_SHORT EXERCISE_
Copy out all the records exactly.

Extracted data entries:
■ ■ ■ ■ ■

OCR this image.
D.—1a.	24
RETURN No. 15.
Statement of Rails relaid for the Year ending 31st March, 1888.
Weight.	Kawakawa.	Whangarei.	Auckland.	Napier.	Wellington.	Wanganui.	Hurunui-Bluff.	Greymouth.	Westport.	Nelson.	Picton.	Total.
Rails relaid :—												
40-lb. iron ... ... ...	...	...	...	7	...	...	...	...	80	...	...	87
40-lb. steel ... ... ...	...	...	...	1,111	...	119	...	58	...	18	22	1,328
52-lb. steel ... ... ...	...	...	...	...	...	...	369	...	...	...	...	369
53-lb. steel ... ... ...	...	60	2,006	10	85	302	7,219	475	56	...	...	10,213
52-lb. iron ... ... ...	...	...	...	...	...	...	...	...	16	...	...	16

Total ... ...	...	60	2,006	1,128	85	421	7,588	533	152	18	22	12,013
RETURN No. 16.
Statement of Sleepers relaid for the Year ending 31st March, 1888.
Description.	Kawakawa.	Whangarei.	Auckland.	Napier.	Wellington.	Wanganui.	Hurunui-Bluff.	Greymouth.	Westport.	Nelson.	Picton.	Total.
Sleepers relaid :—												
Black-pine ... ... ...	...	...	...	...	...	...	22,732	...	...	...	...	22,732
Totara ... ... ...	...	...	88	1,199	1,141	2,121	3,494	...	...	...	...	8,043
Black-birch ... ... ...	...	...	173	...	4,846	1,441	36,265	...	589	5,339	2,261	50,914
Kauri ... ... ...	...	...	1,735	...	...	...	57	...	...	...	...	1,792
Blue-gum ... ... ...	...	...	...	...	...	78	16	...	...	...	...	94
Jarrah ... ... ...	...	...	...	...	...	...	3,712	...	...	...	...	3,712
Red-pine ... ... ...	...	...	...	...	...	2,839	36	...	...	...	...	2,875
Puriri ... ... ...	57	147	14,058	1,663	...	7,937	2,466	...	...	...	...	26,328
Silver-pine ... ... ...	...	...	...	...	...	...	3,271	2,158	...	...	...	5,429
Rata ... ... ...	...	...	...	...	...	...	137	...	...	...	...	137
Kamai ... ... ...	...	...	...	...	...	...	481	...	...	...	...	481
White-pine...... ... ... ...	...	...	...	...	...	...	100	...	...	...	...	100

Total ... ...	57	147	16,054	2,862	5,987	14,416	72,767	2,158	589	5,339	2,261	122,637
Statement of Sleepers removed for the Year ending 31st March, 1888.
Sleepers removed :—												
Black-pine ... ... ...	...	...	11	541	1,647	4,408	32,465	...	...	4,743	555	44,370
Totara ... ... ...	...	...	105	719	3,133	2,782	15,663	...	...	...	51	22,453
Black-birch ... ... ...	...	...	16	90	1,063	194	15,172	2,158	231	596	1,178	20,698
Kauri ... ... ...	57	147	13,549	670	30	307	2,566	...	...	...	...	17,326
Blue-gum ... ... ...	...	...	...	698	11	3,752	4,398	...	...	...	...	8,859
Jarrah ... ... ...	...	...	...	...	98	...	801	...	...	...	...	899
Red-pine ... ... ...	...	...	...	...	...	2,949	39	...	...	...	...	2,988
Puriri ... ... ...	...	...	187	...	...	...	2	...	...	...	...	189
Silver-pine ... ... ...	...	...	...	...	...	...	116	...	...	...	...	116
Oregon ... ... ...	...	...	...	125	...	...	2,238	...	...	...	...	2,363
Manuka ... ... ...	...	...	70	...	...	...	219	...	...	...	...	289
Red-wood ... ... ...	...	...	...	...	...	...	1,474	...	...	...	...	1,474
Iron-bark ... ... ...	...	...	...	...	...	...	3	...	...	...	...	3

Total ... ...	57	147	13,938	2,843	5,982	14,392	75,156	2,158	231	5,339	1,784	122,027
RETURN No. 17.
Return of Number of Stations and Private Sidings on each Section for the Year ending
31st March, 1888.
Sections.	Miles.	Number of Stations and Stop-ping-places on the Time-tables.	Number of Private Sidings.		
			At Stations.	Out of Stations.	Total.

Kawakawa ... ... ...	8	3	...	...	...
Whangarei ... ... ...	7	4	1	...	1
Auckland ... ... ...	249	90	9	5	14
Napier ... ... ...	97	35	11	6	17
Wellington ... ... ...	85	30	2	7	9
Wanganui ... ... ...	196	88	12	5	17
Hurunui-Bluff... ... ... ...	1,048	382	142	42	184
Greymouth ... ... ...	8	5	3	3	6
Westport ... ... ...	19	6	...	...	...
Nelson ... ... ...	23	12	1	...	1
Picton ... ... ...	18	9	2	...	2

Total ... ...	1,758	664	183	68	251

■ ■ ■ ■ ■

_TASK OUTPUT_
OCR this image.
D.—1a.	24
RETURN No. 15.
Statement of Rails relaid for the Year ending 31st March, 1888.
Weight.	Kawakawa.	Whangarei.	Auckland.	Napier.	Wellington.	Wanganui.	Hurunui-Bluff.	Greymouth.	Westport.	Nelson.	Picton.	Total.
Rails relaid :—												
40-lb. iron ... ... ...	...	...	...	7	...	...	...	...	80	...	...	87
40-lb. steel ... ... ...	...	...	...	1,111	...	119	...	58	...	18	22	1,328
52-lb. steel ... ... ...	...	...	...	...	...	...	369	...	...	...	...	369
53-lb. steel ... ... ...	...	60	2,006	10	85	302	7,219	475	56	...	...	10,213
52-lb. iron ... ... ...	...	...	...	...	...	...	...	...	16	...	...	16

Total ... ...	...	60	2,006	1,128	85	421	7,588	533	152	18	22	12,013
RETURN No. 16.
Statement of Sleepers relaid for the Year ending 31st March, 1888.
Description.	Kawakawa.	Whangarei.	Auckland.	Napier.	Wellington.	Wanganui.	Hurunui-Bluff.	Greymouth.	Westport.	Nelson.	Picton.	Total.
Sleepers relaid :—												
Black-pine ... ... ...	...	...	...	...	...	...	22,732	...	...	...	...	22,732
Totara ... ... ...	...	...	88	1,199	1,141	2,121	3,494	...	...	...	...	8,043
Black-birch ... ... ...	...	...	173	...	4,846	1,441	36,265	...	589	5,339	2,261	50,914
Kauri ... ... ...	...	...	1,735	...	...	...	57	...	...	...	...	1,792
Blue-gum ... ... ...	...	...	...	...	...	78	16	...	...	...	...	94
Jarrah ... ... ...	...	...	...	...	...	...	3,712	...	...	...	...	3,712
Red-pine ... ... ...	...	...	...	...	...	2,839	36	...	...	...	...	2,875
Puriri ... ... ...	57	147	14,058	1,663	...	7,937	2,466	...	...	...	...	26,328
Silver-pine ... ... ...	...	...	...	...	...	...	3,271	2,158	...	...	...	5,429
Rata ... ... ...	...	...	...	...	...	...	137	...	...	...	...	137
Kamai ... ... ...	...	...	...	...	...	...	481	...	...	...	...	481
White-pine...... ... ... ...	...	...	...	...	...	...	100	...	...	...	...	100

Total ... ...	57	147	16,054	2,862	5,987	14,416	72,767	2,158	589	5,339	2,261	122,637
Statement of Sleepers removed for the Year ending 31st March, 1888.
Sleepers removed :—												
Black-pine ... ... ...	...	...	11	541	1,647	4,408	32,465	...	...	4,743	555	44,370
Totara ... ... ...	...	...	105	719	3,133	2,782	15,663	...	...	...	51	22,453
Black-birch ... ... ...	...	...	16	90	1,063	194	15,172	2,158	231	596	1,178	20,698
Kauri ... ... ...	57	147	13,549	670	30	307	2,566	...	...	...	...	17,326
Blue-gum ... ... ...	...	...	...	698	11	3,752	4,398	...	...	...	...	8,859
Jarrah ... ... ...	...	...	...	...	98	...	801	...	...	...	...	899
Red-pine ... ... ...	...	...	...	...	...	2,949	39	...	...	...	...	2,988
Puriri ... ... ...	...	...	187	...	...	...	2	...	...	...	...	189
Silver-pine ... ... ...	...	...	...	...	...	...	116	...	...	...	...	116
Oregon ... ... ...	...	...	...	125	...	...	2,238	...	...	...	...	2,363
Manuka ... ... ...	...	...	70	...	...	...	219	...	...	...	...	289
Red-wood ... ... ...	...	...	...	...	...	...	1,474	...	...	...	...	1,474
Iron-bark ... ... ...	...	...	...	...	...	...	3	...	...	...	...	3

Total ... ...	57	147	13,938	2,843	5,982	14,392	75,156	2,158	231	5,339	1,784	122,027
RETURN No. 17.
Return of Number of Stations and Private Sidings on each Section for the Year ending
31st March, 1888.
Sections.	Miles.	Number of Stations and Stop-ping-places on the Time-tables.	Number of Private Sidings.		
			At Stations.	Out of Stations.	Total.

Kawakawa ... ... ...	8	3	...	...	...
Whangarei ... ... ...	7	4	1	...	1
Auckland ... ... ...	249	90	9	5	14
Napier ... ... ...	97	35	11	6	17
Wellington ... ... ...	85	30	2	7	9
Wanganui ... ... ...	196	88	12	5	17
Hurunui-Bluff... ... ... ...	1,048	382	142	42	184
Greymouth ... ... ...	8	5	3	3	6
Westport ... ... ...	19	6	...	...	...
Nelson ... ... ...	23	12	1	...	1
Picton ... ... ...	18	9	2	...	2

Total ... ...	1,758	664	183	68	251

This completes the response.